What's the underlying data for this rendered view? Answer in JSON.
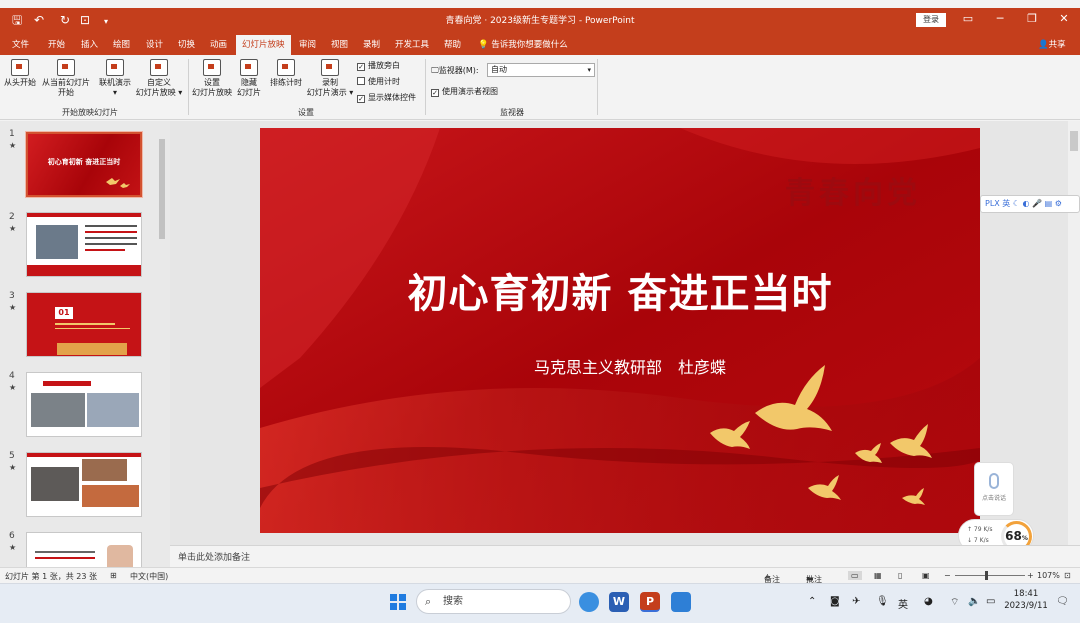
{
  "window": {
    "doc_title": "青春向党 · 2023级新生专题学习 - PowerPoint",
    "signin_label": "登录",
    "quick_access": [
      "save-icon",
      "undo-icon",
      "redo-icon",
      "present-icon",
      "more-icon"
    ]
  },
  "ribbon": {
    "tabs": [
      "文件",
      "开始",
      "插入",
      "绘图",
      "设计",
      "切换",
      "动画",
      "幻灯片放映",
      "审阅",
      "视图",
      "录制",
      "开发工具",
      "帮助"
    ],
    "active_tab": "幻灯片放映",
    "tell_me": "告诉我你想要做什么",
    "share": "共享",
    "start_group": {
      "label": "开始放映幻灯片",
      "buttons": [
        {
          "line1": "从头开始",
          "line2": ""
        },
        {
          "line1": "从当前幻灯片",
          "line2": "开始"
        },
        {
          "line1": "联机演示",
          "line2": "▾"
        },
        {
          "line1": "自定义",
          "line2": "幻灯片放映 ▾"
        }
      ]
    },
    "setup_group": {
      "label": "设置",
      "buttons": [
        {
          "line1": "设置",
          "line2": "幻灯片放映"
        },
        {
          "line1": "隐藏",
          "line2": "幻灯片"
        },
        {
          "line1": "排练计时",
          "line2": ""
        },
        {
          "line1": "录制",
          "line2": "幻灯片演示 ▾"
        }
      ],
      "checkboxes": [
        {
          "label": "播放旁白",
          "checked": true
        },
        {
          "label": "使用计时",
          "checked": false
        },
        {
          "label": "显示媒体控件",
          "checked": true
        }
      ]
    },
    "monitors_group": {
      "label": "监视器",
      "monitor_label": "监视器(M):",
      "monitor_value": "自动",
      "presenter_view_label": "使用演示者视图",
      "presenter_view_checked": true
    }
  },
  "thumbnails": [
    {
      "num": "1",
      "star": "★",
      "title": "初心育初新 奋进正当时"
    },
    {
      "num": "2",
      "star": "★",
      "title": ""
    },
    {
      "num": "3",
      "star": "★",
      "title": "01"
    },
    {
      "num": "4",
      "star": "★",
      "title": ""
    },
    {
      "num": "5",
      "star": "★",
      "title": ""
    },
    {
      "num": "6",
      "star": "★",
      "title": ""
    }
  ],
  "slide": {
    "title": "初心育初新 奋进正当时",
    "subtitle": "马克思主义教研部　杜彦蝶",
    "watermark": "青春向党"
  },
  "floating_toolbar": {
    "text": "PLX 英 ☾ ◐ 🎤 ▤ ⚙"
  },
  "voice_widget": {
    "label": "点击说话"
  },
  "network_widget": {
    "up": "↑ 79 K/s",
    "down": "↓ 7 K/s",
    "percent": "68",
    "percent_unit": "%"
  },
  "notes_placeholder": "单击此处添加备注",
  "statusbar": {
    "slide_info": "幻灯片 第 1 张，共 23 张",
    "language": "中文(中国)",
    "notes": "备注",
    "comments": "批注",
    "zoom": "107%"
  },
  "taskbar": {
    "search_placeholder": "搜索",
    "ime": "英",
    "time": "18:41",
    "date": "2023/9/11"
  },
  "colors": {
    "accent": "#c43e1c",
    "slide_red": "#b3050a",
    "dove_gold": "#f2c86a"
  }
}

************

* [Goal of the exercise] Reproduce each line word for word and drop the pictures.

* [Exercise answer]
What's the underlying data for this rendered view? Answer in JSON.
{
  "window": {
    "doc_title": "青春向党 · 2023级新生专题学习 - PowerPoint",
    "signin_label": "登录",
    "quick_access": [
      "save-icon",
      "undo-icon",
      "redo-icon",
      "present-icon",
      "more-icon"
    ]
  },
  "ribbon": {
    "tabs": [
      "文件",
      "开始",
      "插入",
      "绘图",
      "设计",
      "切换",
      "动画",
      "幻灯片放映",
      "审阅",
      "视图",
      "录制",
      "开发工具",
      "帮助"
    ],
    "active_tab": "幻灯片放映",
    "tell_me": "告诉我你想要做什么",
    "share": "共享",
    "start_group": {
      "label": "开始放映幻灯片",
      "buttons": [
        {
          "line1": "从头开始",
          "line2": ""
        },
        {
          "line1": "从当前幻灯片",
          "line2": "开始"
        },
        {
          "line1": "联机演示",
          "line2": "▾"
        },
        {
          "line1": "自定义",
          "line2": "幻灯片放映 ▾"
        }
      ]
    },
    "setup_group": {
      "label": "设置",
      "buttons": [
        {
          "line1": "设置",
          "line2": "幻灯片放映"
        },
        {
          "line1": "隐藏",
          "line2": "幻灯片"
        },
        {
          "line1": "排练计时",
          "line2": ""
        },
        {
          "line1": "录制",
          "line2": "幻灯片演示 ▾"
        }
      ],
      "checkboxes": [
        {
          "label": "播放旁白",
          "checked": true
        },
        {
          "label": "使用计时",
          "checked": false
        },
        {
          "label": "显示媒体控件",
          "checked": true
        }
      ]
    },
    "monitors_group": {
      "label": "监视器",
      "monitor_label": "监视器(M):",
      "monitor_value": "自动",
      "presenter_view_label": "使用演示者视图",
      "presenter_view_checked": true
    }
  },
  "thumbnails": [
    {
      "num": "1",
      "star": "★",
      "title": "初心育初新 奋进正当时"
    },
    {
      "num": "2",
      "star": "★",
      "title": ""
    },
    {
      "num": "3",
      "star": "★",
      "title": "01"
    },
    {
      "num": "4",
      "star": "★",
      "title": ""
    },
    {
      "num": "5",
      "star": "★",
      "title": ""
    },
    {
      "num": "6",
      "star": "★",
      "title": ""
    }
  ],
  "slide": {
    "title": "初心育初新 奋进正当时",
    "subtitle": "马克思主义教研部　杜彦蝶",
    "watermark": "青春向党"
  },
  "floating_toolbar": {
    "text": "PLX 英 ☾ ◐ 🎤 ▤ ⚙"
  },
  "voice_widget": {
    "label": "点击说话"
  },
  "network_widget": {
    "up": "↑ 79 K/s",
    "down": "↓ 7 K/s",
    "percent": "68",
    "percent_unit": "%"
  },
  "notes_placeholder": "单击此处添加备注",
  "statusbar": {
    "slide_info": "幻灯片 第 1 张，共 23 张",
    "language": "中文(中国)",
    "notes": "备注",
    "comments": "批注",
    "zoom": "107%"
  },
  "taskbar": {
    "search_placeholder": "搜索",
    "ime": "英",
    "time": "18:41",
    "date": "2023/9/11"
  },
  "colors": {
    "accent": "#c43e1c",
    "slide_red": "#b3050a",
    "dove_gold": "#f2c86a"
  }
}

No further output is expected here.